__PROMPT__: Take from the listing each line that has the string "Microsoft".

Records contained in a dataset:

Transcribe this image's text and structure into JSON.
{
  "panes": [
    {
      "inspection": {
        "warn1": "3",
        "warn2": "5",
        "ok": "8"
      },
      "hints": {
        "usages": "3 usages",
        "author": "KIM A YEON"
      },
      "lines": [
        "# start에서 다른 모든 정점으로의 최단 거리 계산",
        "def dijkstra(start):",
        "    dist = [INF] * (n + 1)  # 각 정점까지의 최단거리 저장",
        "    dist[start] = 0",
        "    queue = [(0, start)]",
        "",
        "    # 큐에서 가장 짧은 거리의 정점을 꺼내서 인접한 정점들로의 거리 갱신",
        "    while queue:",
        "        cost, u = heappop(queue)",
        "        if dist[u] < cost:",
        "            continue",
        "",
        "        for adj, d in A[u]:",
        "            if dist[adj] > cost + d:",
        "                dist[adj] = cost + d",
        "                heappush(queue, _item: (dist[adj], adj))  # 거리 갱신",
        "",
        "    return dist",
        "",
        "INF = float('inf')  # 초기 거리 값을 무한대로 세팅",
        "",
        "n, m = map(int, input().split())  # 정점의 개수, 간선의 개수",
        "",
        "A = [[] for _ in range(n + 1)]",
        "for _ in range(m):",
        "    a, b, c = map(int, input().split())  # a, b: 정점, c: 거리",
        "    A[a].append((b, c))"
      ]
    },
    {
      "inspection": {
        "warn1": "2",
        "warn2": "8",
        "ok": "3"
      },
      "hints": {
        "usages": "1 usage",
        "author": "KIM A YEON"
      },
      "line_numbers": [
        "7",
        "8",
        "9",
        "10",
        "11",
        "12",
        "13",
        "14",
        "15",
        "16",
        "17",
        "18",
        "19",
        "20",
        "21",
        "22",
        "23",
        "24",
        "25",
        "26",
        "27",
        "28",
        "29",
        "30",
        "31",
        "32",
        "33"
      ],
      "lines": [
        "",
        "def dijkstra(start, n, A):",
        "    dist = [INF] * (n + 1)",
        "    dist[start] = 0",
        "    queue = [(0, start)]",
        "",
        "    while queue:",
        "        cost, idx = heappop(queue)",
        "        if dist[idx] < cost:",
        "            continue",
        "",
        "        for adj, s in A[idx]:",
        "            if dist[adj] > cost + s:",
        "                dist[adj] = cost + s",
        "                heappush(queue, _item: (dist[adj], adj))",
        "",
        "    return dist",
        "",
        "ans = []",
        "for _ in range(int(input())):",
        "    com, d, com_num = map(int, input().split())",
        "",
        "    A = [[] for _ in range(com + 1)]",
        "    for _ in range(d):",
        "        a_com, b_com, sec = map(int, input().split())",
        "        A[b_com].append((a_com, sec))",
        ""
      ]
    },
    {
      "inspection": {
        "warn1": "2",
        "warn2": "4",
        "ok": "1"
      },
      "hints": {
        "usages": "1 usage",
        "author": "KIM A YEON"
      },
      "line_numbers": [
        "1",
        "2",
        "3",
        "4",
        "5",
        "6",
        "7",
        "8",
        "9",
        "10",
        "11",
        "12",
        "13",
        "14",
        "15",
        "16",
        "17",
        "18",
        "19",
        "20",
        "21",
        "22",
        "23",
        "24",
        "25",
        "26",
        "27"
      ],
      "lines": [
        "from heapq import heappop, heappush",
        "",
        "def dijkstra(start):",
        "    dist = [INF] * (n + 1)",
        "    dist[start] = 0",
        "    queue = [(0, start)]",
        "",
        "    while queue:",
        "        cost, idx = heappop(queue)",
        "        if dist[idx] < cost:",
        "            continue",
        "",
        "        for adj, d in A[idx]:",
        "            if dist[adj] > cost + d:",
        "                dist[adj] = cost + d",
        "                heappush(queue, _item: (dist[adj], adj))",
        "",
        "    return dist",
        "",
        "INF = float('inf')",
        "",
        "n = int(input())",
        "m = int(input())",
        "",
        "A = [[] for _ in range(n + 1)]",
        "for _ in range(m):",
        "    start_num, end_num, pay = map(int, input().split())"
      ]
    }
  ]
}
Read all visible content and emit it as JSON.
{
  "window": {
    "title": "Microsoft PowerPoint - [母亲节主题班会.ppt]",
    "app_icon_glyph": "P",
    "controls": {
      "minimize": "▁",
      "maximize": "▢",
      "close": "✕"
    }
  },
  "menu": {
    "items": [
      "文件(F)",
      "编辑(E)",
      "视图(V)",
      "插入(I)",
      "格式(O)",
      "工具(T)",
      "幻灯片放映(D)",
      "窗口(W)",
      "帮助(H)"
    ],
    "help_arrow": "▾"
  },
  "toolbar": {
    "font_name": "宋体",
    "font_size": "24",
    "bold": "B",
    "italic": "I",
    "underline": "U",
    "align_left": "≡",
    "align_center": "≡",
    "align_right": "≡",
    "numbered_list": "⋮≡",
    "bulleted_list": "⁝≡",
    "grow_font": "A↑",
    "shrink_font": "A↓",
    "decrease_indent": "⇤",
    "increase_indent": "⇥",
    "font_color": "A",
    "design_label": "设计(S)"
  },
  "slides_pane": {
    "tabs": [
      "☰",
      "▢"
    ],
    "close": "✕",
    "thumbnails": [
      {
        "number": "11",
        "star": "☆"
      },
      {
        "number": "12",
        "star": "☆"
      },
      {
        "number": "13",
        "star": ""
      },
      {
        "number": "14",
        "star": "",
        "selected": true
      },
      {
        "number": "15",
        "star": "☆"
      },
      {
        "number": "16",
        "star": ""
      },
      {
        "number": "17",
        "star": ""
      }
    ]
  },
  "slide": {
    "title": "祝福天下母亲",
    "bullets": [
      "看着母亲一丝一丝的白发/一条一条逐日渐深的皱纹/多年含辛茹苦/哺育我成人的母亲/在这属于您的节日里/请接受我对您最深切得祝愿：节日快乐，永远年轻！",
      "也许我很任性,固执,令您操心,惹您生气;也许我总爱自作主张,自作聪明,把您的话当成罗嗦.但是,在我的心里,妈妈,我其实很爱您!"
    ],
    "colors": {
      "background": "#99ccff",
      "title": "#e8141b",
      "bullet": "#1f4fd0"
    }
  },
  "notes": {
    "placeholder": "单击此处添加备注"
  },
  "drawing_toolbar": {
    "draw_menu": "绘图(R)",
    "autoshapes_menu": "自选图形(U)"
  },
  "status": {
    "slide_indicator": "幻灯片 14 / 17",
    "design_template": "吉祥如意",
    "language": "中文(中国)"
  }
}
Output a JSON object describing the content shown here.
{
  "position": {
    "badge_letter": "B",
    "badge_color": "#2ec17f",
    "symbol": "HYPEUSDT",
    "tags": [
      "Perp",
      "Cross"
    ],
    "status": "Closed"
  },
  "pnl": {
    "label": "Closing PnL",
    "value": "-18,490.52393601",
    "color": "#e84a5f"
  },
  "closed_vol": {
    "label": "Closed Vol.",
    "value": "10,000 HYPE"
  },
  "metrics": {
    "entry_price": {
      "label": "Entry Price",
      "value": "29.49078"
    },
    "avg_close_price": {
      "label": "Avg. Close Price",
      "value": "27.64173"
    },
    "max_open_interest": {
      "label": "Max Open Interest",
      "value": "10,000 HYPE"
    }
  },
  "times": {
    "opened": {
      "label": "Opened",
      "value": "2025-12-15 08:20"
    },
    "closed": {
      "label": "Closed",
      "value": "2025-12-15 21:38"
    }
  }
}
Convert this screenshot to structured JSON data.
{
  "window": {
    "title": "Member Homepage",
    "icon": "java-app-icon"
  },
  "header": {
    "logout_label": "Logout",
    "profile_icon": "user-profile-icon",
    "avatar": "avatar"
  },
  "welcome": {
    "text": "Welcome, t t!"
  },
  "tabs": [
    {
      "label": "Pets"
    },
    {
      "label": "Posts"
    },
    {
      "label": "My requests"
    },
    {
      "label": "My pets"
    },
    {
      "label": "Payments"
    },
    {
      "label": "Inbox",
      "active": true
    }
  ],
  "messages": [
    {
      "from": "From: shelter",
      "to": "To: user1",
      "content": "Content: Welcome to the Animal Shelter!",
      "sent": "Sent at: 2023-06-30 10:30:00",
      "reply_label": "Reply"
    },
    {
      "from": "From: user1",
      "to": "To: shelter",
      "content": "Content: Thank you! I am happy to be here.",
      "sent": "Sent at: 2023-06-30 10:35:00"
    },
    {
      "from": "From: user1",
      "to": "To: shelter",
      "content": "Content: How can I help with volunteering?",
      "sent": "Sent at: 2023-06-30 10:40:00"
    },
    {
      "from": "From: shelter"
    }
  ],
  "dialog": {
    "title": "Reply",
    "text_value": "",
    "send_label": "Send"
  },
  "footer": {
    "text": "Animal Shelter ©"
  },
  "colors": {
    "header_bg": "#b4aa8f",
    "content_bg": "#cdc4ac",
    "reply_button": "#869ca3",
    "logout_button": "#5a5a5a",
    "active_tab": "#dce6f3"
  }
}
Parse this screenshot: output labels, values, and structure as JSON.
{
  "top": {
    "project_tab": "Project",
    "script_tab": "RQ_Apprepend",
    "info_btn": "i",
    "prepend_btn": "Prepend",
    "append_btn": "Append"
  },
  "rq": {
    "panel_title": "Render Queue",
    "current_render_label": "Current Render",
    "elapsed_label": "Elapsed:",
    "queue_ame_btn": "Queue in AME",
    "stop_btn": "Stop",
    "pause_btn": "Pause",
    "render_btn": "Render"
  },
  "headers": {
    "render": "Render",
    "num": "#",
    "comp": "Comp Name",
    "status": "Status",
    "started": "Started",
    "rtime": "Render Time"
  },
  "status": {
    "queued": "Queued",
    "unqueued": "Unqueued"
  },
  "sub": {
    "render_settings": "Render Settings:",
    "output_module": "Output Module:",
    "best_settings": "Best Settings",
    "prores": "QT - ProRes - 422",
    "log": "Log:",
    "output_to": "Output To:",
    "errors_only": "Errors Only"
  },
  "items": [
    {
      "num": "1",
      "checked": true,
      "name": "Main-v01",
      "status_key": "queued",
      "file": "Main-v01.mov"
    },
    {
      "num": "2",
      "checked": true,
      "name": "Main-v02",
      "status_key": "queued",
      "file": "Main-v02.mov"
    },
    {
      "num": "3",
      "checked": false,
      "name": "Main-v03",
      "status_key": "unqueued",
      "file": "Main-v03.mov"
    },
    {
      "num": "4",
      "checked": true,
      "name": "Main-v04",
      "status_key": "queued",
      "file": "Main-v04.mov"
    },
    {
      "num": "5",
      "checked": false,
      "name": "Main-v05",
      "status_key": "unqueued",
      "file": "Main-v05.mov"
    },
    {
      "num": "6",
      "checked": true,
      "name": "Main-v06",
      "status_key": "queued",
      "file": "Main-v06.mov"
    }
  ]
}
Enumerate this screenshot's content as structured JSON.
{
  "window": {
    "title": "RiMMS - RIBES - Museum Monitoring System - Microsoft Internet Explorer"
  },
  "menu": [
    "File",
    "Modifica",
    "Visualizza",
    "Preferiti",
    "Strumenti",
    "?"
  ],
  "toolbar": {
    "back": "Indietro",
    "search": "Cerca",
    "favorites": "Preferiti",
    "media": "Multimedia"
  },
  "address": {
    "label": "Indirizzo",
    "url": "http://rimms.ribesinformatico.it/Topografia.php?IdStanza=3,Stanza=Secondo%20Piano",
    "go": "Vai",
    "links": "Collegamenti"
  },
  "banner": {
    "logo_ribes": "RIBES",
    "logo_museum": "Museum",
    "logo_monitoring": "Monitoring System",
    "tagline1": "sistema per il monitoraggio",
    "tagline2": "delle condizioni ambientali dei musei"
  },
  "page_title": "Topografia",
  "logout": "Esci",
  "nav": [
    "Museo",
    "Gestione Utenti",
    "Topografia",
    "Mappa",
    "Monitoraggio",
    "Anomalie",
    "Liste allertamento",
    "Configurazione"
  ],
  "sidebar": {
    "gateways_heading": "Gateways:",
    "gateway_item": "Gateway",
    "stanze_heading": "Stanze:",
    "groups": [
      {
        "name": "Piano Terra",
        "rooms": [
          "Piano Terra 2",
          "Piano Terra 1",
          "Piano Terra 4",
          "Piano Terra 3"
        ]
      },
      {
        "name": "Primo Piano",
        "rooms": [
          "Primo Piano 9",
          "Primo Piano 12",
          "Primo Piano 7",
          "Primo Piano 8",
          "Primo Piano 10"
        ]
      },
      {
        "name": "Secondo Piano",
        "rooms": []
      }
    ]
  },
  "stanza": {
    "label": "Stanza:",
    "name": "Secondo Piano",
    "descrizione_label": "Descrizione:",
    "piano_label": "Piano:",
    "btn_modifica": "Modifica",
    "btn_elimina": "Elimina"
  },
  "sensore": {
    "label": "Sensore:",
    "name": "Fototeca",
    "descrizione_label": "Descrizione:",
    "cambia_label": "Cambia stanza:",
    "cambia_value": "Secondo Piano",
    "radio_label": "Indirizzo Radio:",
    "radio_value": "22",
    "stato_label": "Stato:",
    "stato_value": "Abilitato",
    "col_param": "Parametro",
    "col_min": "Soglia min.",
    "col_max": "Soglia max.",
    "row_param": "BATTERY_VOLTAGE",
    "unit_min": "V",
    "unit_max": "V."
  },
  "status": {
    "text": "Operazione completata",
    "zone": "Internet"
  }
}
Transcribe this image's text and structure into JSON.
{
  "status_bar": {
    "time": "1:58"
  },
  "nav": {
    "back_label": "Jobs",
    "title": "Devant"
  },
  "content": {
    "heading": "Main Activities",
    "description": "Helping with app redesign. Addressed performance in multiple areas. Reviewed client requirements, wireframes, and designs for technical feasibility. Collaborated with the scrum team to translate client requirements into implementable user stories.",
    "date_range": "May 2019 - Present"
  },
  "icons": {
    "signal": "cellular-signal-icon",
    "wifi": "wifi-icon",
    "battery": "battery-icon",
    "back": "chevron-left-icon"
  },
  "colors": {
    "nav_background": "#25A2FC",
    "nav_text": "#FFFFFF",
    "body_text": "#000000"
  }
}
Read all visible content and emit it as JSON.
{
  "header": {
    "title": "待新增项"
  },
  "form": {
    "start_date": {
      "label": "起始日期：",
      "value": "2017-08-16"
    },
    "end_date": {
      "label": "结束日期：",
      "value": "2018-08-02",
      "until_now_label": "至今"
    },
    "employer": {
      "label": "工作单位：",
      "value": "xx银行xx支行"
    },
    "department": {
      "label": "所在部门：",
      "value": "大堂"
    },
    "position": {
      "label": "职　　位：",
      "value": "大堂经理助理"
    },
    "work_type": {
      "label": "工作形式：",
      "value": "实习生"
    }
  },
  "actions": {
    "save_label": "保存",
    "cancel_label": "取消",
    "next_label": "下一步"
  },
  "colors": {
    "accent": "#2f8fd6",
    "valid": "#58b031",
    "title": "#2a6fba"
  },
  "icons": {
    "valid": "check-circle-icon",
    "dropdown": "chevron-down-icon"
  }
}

__RESPONSE TO THIS TASK__:
    "title": "Microsoft PowerPoint - [母亲节主题班会.ppt]",
    "title": "RiMMS - RIBES - Museum Monitoring System - Microsoft Internet Explorer"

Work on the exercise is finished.